### What you should do:
Give back the line where "Parse this screenshot: output" appears and all the lines after it until the listing ends, unchanged and with nothing else.

### Information supplied:
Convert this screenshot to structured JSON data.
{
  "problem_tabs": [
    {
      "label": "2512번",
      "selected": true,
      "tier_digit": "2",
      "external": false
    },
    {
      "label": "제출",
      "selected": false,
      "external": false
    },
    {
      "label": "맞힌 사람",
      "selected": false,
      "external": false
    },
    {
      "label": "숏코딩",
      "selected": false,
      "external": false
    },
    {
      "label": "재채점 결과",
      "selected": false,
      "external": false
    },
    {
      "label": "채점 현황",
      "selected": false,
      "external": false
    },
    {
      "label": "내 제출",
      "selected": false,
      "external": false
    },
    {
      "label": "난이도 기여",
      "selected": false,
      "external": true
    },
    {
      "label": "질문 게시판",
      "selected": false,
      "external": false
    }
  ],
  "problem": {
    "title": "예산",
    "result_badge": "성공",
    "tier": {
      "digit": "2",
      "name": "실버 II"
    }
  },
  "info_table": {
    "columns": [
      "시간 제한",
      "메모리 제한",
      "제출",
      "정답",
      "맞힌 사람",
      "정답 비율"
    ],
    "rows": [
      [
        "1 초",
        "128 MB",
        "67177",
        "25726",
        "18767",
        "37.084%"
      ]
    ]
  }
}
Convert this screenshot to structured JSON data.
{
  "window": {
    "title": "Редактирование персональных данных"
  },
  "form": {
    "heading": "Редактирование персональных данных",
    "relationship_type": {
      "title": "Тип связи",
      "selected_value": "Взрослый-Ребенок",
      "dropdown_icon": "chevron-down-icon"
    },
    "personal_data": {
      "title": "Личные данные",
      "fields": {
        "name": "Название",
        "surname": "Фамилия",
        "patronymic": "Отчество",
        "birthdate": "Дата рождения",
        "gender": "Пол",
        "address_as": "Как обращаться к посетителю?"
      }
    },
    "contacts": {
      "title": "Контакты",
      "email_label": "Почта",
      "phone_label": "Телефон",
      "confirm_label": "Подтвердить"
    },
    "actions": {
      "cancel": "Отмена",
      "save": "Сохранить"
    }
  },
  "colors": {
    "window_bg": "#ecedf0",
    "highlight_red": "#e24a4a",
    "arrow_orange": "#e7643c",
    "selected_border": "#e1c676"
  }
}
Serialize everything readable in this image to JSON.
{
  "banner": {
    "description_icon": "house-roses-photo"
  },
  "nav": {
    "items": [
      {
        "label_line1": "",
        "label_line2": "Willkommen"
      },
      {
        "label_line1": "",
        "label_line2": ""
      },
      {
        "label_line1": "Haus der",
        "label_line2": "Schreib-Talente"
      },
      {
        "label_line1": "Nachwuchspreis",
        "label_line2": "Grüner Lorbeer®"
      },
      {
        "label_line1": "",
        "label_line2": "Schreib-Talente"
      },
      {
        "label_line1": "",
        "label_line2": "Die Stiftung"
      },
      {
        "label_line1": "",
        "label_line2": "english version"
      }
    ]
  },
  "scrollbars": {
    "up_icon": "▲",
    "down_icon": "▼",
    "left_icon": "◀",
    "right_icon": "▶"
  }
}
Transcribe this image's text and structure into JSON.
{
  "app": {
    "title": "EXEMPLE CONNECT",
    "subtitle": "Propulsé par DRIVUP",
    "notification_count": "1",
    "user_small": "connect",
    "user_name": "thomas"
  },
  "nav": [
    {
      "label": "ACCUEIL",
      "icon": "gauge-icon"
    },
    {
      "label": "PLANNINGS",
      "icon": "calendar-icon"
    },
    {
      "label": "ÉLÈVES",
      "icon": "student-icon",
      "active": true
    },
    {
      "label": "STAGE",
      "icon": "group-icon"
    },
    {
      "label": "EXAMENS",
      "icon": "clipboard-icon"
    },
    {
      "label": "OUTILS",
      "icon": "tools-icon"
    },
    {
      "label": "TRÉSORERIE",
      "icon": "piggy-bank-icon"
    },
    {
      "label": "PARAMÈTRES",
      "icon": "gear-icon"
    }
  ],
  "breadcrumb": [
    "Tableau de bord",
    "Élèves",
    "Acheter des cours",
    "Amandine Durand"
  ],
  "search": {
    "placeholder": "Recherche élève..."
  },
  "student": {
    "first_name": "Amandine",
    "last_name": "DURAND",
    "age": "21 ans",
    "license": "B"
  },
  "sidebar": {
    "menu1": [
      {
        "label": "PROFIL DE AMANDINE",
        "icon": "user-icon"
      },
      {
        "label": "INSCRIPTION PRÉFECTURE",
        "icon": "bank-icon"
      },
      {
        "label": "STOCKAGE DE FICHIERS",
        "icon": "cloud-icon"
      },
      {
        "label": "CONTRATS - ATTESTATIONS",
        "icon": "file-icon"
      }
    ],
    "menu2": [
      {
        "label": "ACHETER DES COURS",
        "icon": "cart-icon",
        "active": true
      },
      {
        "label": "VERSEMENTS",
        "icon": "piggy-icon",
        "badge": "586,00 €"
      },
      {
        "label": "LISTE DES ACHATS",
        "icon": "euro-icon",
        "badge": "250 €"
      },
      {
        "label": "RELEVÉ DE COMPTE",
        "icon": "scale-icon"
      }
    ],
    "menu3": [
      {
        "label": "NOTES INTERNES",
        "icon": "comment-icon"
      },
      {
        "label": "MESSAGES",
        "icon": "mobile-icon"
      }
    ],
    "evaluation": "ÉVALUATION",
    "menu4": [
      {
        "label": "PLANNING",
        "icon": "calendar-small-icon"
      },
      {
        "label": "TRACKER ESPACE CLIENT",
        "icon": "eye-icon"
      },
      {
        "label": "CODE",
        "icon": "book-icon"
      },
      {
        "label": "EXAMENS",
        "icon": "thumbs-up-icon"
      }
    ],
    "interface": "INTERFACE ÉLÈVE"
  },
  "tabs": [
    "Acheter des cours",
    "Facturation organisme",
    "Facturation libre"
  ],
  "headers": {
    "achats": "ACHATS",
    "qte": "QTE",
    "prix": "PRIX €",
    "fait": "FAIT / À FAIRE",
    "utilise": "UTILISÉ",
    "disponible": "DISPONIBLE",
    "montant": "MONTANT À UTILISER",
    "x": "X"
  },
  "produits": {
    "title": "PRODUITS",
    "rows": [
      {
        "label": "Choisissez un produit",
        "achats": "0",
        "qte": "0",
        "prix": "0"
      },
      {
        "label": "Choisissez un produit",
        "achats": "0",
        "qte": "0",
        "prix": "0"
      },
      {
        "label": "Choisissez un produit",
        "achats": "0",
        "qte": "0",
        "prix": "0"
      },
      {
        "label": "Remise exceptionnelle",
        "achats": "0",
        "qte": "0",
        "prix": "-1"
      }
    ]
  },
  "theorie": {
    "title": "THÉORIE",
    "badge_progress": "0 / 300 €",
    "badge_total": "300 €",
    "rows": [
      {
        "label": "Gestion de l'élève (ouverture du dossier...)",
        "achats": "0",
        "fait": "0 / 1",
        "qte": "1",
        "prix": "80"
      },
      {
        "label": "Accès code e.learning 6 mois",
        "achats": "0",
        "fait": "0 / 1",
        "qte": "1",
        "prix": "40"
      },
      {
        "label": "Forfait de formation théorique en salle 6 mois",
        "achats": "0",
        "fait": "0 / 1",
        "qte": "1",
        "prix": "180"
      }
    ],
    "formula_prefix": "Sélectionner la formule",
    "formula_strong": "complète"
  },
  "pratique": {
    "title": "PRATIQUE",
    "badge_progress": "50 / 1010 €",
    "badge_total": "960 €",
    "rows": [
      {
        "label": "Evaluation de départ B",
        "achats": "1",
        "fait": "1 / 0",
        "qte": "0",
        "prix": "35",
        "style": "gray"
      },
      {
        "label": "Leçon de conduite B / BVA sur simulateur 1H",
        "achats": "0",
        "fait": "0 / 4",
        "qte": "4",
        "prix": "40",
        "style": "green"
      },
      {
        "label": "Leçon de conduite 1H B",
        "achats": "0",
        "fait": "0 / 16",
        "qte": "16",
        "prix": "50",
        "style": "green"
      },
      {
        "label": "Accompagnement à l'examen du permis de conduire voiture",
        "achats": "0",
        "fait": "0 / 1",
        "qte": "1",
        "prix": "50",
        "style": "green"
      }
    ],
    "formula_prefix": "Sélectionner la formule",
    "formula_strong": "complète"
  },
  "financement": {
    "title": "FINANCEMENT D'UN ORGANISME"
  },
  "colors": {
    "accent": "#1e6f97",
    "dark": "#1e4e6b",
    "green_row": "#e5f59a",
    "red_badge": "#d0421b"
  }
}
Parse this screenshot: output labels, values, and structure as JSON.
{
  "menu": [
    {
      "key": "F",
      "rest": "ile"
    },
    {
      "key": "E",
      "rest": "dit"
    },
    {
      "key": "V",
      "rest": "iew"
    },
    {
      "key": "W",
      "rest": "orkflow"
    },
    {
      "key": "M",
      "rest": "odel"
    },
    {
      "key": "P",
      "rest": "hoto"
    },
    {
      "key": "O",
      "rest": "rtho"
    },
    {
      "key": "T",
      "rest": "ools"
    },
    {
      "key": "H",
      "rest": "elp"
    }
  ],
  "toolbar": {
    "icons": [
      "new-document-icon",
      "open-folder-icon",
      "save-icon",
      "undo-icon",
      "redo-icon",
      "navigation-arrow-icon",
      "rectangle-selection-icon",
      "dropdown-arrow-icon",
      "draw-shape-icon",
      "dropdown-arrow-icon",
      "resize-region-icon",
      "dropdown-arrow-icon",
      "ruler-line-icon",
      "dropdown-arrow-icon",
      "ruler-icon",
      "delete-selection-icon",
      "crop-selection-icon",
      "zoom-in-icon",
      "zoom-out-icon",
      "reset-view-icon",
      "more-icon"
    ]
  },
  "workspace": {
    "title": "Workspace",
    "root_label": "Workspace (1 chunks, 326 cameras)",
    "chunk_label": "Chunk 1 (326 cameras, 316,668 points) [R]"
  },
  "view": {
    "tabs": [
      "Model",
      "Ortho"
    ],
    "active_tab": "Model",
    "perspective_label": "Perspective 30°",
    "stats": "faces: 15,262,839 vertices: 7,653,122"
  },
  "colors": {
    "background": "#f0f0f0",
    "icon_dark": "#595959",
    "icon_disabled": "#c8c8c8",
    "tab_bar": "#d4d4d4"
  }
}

### Answer to the problem:
Parse this screenshot: output labels, values, and structure as JSON.
{
  "menu": [
    {
      "key": "F",
      "rest": "ile"
    },
    {
      "key": "E",
      "rest": "dit"
    },
    {
      "key": "V",
      "rest": "iew"
    },
    {
      "key": "W",
      "rest": "orkflow"
    },
    {
      "key": "M",
      "rest": "odel"
    },
    {
      "key": "P",
      "rest": "hoto"
    },
    {
      "key": "O",
      "rest": "rtho"
    },
    {
      "key": "T",
      "rest": "ools"
    },
    {
      "key": "H",
      "rest": "elp"
    }
  ],
  "toolbar": {
    "icons": [
      "new-document-icon",
      "open-folder-icon",
      "save-icon",
      "undo-icon",
      "redo-icon",
      "navigation-arrow-icon",
      "rectangle-selection-icon",
      "dropdown-arrow-icon",
      "draw-shape-icon",
      "dropdown-arrow-icon",
      "resize-region-icon",
      "dropdown-arrow-icon",
      "ruler-line-icon",
      "dropdown-arrow-icon",
      "ruler-icon",
      "delete-selection-icon",
      "crop-selection-icon",
      "zoom-in-icon",
      "zoom-out-icon",
      "reset-view-icon",
      "more-icon"
    ]
  },
  "workspace": {
    "title": "Workspace",
    "root_label": "Workspace (1 chunks, 326 cameras)",
    "chunk_label": "Chunk 1 (326 cameras, 316,668 points) [R]"
  },
  "view": {
    "tabs": [
      "Model",
      "Ortho"
    ],
    "active_tab": "Model",
    "perspective_label": "Perspective 30°",
    "stats": "faces: 15,262,839 vertices: 7,653,122"
  },
  "colors": {
    "background": "#f0f0f0",
    "icon_dark": "#595959",
    "icon_disabled": "#c8c8c8",
    "tab_bar": "#d4d4d4"
  }
}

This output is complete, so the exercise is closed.